> _WHAT THIS TASK INVOLVES_:
Can you format the stretch from the start of the records through the line containing "username-label: Usuari : [174, 142, 243, 164]" as a numbered list, without blank lines and without the pictures?
** BEGIN **
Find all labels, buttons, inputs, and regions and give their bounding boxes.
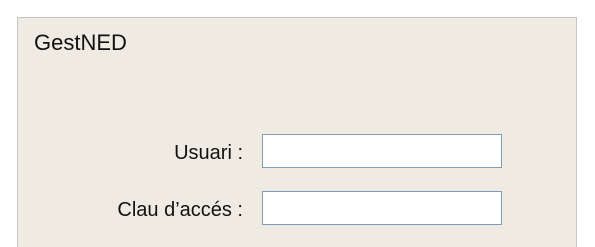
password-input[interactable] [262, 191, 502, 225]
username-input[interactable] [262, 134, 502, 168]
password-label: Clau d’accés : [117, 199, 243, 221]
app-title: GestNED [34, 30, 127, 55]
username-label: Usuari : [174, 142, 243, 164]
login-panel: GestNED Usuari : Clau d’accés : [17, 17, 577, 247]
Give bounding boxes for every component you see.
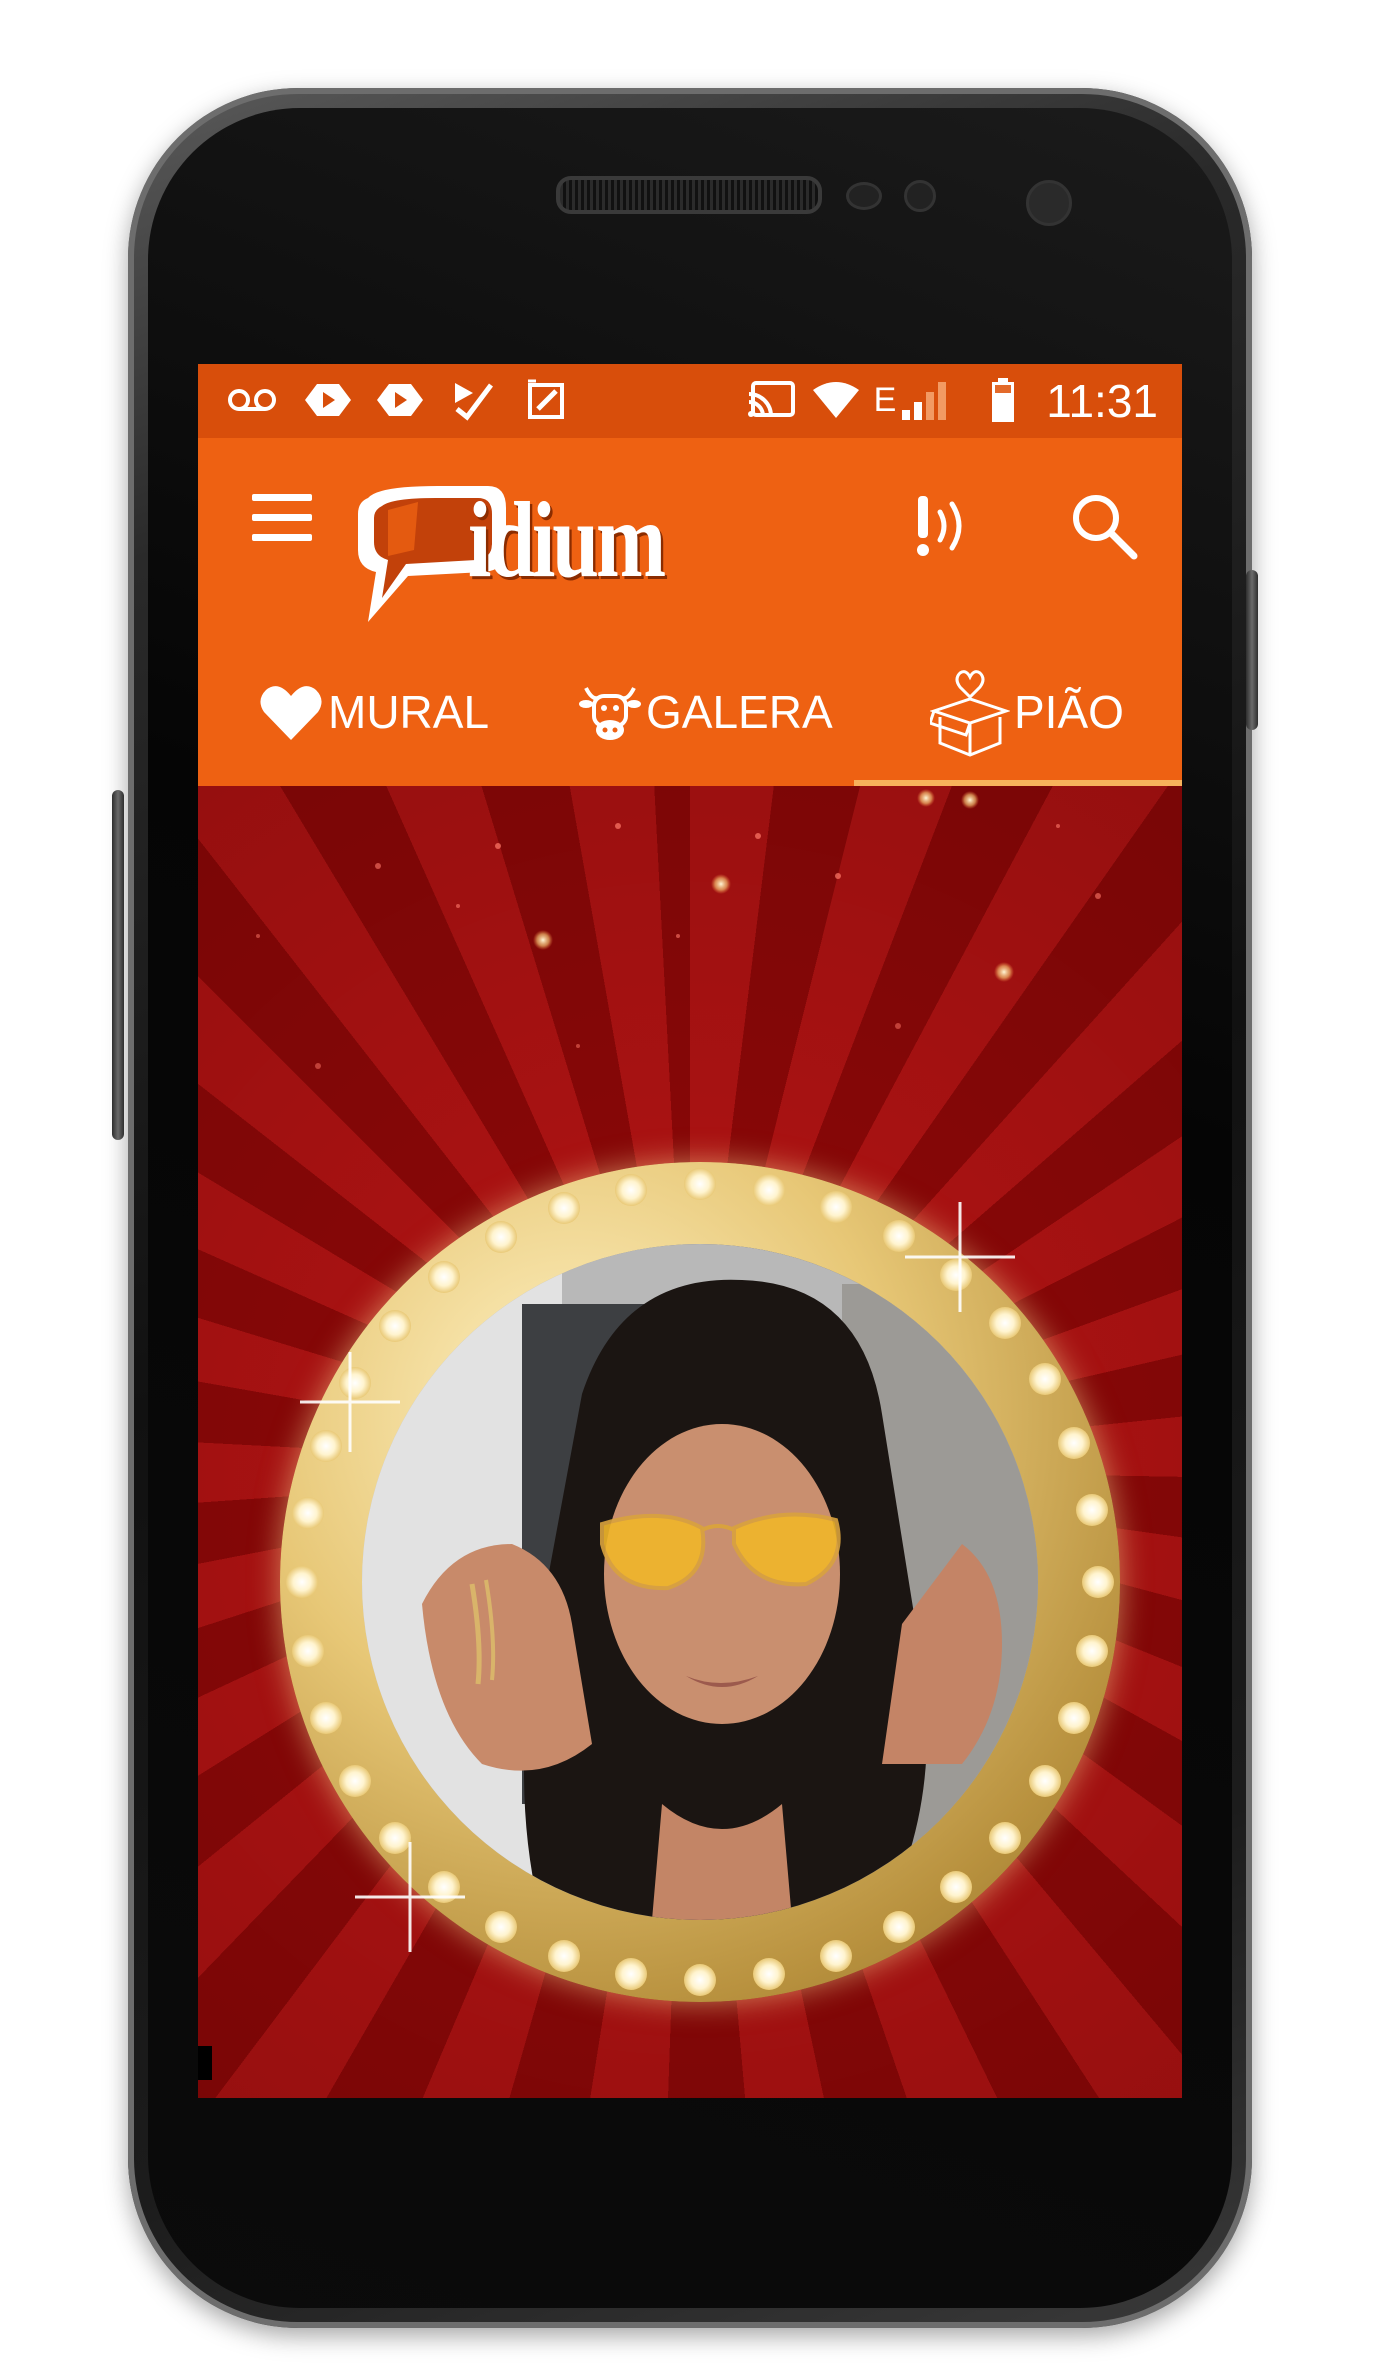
** END **
> _COMPLETE ANSWER_:
1. Find all labels, buttons, inputs, and regions and give their bounding boxes.
2. password-input[interactable] [262, 191, 502, 225]
3. username-input[interactable] [262, 134, 502, 168]
4. password-label: Clau d’accés : [117, 199, 243, 221]
5. app-title: GestNED [34, 30, 127, 55]
6. username-label: Usuari : [174, 142, 243, 164]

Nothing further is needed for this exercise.